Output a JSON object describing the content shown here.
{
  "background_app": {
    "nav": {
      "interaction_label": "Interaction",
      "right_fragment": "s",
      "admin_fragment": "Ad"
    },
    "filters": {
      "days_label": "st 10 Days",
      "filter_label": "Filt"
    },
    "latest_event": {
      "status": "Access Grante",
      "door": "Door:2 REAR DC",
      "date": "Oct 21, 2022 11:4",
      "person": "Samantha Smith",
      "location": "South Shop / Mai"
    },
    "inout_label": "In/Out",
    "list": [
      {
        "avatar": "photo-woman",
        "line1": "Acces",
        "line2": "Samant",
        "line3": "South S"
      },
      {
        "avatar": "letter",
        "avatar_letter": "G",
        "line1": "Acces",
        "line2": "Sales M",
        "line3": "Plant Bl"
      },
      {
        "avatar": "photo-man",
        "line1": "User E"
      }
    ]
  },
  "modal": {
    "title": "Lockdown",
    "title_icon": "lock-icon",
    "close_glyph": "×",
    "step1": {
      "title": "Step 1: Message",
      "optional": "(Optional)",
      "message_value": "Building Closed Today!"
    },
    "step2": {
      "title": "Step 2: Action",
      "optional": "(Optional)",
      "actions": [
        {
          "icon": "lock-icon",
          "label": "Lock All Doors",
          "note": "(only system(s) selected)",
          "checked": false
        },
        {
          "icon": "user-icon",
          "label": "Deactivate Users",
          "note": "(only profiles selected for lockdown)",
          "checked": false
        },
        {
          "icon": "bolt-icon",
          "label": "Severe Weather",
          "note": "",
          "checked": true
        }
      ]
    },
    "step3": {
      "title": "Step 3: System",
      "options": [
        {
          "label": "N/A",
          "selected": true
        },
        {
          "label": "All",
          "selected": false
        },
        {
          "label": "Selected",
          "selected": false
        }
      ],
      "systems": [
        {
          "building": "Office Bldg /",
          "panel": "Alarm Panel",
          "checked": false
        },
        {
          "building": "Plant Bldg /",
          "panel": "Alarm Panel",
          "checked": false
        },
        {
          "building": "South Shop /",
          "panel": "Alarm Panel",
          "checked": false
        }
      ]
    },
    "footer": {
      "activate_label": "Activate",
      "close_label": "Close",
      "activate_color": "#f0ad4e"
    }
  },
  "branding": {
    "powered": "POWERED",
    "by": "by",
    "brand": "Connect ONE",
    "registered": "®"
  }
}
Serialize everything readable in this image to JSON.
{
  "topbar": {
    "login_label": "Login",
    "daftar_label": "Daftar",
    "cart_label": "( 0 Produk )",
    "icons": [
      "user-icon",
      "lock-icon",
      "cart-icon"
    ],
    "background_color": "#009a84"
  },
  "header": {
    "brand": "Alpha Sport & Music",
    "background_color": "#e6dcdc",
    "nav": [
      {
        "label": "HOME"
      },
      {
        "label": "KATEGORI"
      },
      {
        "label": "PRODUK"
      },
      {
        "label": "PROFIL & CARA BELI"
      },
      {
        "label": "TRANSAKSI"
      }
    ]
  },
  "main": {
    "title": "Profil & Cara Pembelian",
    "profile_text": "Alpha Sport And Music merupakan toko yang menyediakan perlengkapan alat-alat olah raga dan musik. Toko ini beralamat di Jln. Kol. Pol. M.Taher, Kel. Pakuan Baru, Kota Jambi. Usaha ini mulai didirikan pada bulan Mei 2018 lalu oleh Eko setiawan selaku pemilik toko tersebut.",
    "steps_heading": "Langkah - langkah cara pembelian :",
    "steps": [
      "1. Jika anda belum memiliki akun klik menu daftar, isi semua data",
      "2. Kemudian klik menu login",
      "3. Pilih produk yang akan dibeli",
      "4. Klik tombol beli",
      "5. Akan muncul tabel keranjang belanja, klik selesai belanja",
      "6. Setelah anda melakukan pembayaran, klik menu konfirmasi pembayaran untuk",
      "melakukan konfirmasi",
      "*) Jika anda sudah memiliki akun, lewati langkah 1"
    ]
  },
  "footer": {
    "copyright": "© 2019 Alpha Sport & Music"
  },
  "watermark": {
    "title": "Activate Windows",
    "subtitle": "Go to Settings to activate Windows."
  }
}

※

TASK TO CARRY OUT
The records above must be repeated exactly, every one of them.

FULL RESPONSE
Output a JSON object describing the content shown here.
{
  "background_app": {
    "nav": {
      "interaction_label": "Interaction",
      "right_fragment": "s",
      "admin_fragment": "Ad"
    },
    "filters": {
      "days_label": "st 10 Days",
      "filter_label": "Filt"
    },
    "latest_event": {
      "status": "Access Grante",
      "door": "Door:2 REAR DC",
      "date": "Oct 21, 2022 11:4",
      "person": "Samantha Smith",
      "location": "South Shop / Mai"
    },
    "inout_label": "In/Out",
    "list": [
      {
        "avatar": "photo-woman",
        "line1": "Acces",
        "line2": "Samant",
        "line3": "South S"
      },
      {
        "avatar": "letter",
        "avatar_letter": "G",
        "line1": "Acces",
        "line2": "Sales M",
        "line3": "Plant Bl"
      },
      {
        "avatar": "photo-man",
        "line1": "User E"
      }
    ]
  },
  "modal": {
    "title": "Lockdown",
    "title_icon": "lock-icon",
    "close_glyph": "×",
    "step1": {
      "title": "Step 1: Message",
      "optional": "(Optional)",
      "message_value": "Building Closed Today!"
    },
    "step2": {
      "title": "Step 2: Action",
      "optional": "(Optional)",
      "actions": [
        {
          "icon": "lock-icon",
          "label": "Lock All Doors",
          "note": "(only system(s) selected)",
          "checked": false
        },
        {
          "icon": "user-icon",
          "label": "Deactivate Users",
          "note": "(only profiles selected for lockdown)",
          "checked": false
        },
        {
          "icon": "bolt-icon",
          "label": "Severe Weather",
          "note": "",
          "checked": true
        }
      ]
    },
    "step3": {
      "title": "Step 3: System",
      "options": [
        {
          "label": "N/A",
          "selected": true
        },
        {
          "label": "All",
          "selected": false
        },
        {
          "label": "Selected",
          "selected": false
        }
      ],
      "systems": [
        {
          "building": "Office Bldg /",
          "panel": "Alarm Panel",
          "checked": false
        },
        {
          "building": "Plant Bldg /",
          "panel": "Alarm Panel",
          "checked": false
        },
        {
          "building": "South Shop /",
          "panel": "Alarm Panel",
          "checked": false
        }
      ]
    },
    "footer": {
      "activate_label": "Activate",
      "close_label": "Close",
      "activate_color": "#f0ad4e"
    }
  },
  "branding": {
    "powered": "POWERED",
    "by": "by",
    "brand": "Connect ONE",
    "registered": "®"
  }
}
Serialize everything readable in this image to JSON.
{
  "topbar": {
    "login_label": "Login",
    "daftar_label": "Daftar",
    "cart_label": "( 0 Produk )",
    "icons": [
      "user-icon",
      "lock-icon",
      "cart-icon"
    ],
    "background_color": "#009a84"
  },
  "header": {
    "brand": "Alpha Sport & Music",
    "background_color": "#e6dcdc",
    "nav": [
      {
        "label": "HOME"
      },
      {
        "label": "KATEGORI"
      },
      {
        "label": "PRODUK"
      },
      {
        "label": "PROFIL & CARA BELI"
      },
      {
        "label": "TRANSAKSI"
      }
    ]
  },
  "main": {
    "title": "Profil & Cara Pembelian",
    "profile_text": "Alpha Sport And Music merupakan toko yang menyediakan perlengkapan alat-alat olah raga dan musik. Toko ini beralamat di Jln. Kol. Pol. M.Taher, Kel. Pakuan Baru, Kota Jambi. Usaha ini mulai didirikan pada bulan Mei 2018 lalu oleh Eko setiawan selaku pemilik toko tersebut.",
    "steps_heading": "Langkah - langkah cara pembelian :",
    "steps": [
      "1. Jika anda belum memiliki akun klik menu daftar, isi semua data",
      "2. Kemudian klik menu login",
      "3. Pilih produk yang akan dibeli",
      "4. Klik tombol beli",
      "5. Akan muncul tabel keranjang belanja, klik selesai belanja",
      "6. Setelah anda melakukan pembayaran, klik menu konfirmasi pembayaran untuk",
      "melakukan konfirmasi",
      "*) Jika anda sudah memiliki akun, lewati langkah 1"
    ]
  },
  "footer": {
    "copyright": "© 2019 Alpha Sport & Music"
  },
  "watermark": {
    "title": "Activate Windows",
    "subtitle": "Go to Settings to activate Windows."
  }
}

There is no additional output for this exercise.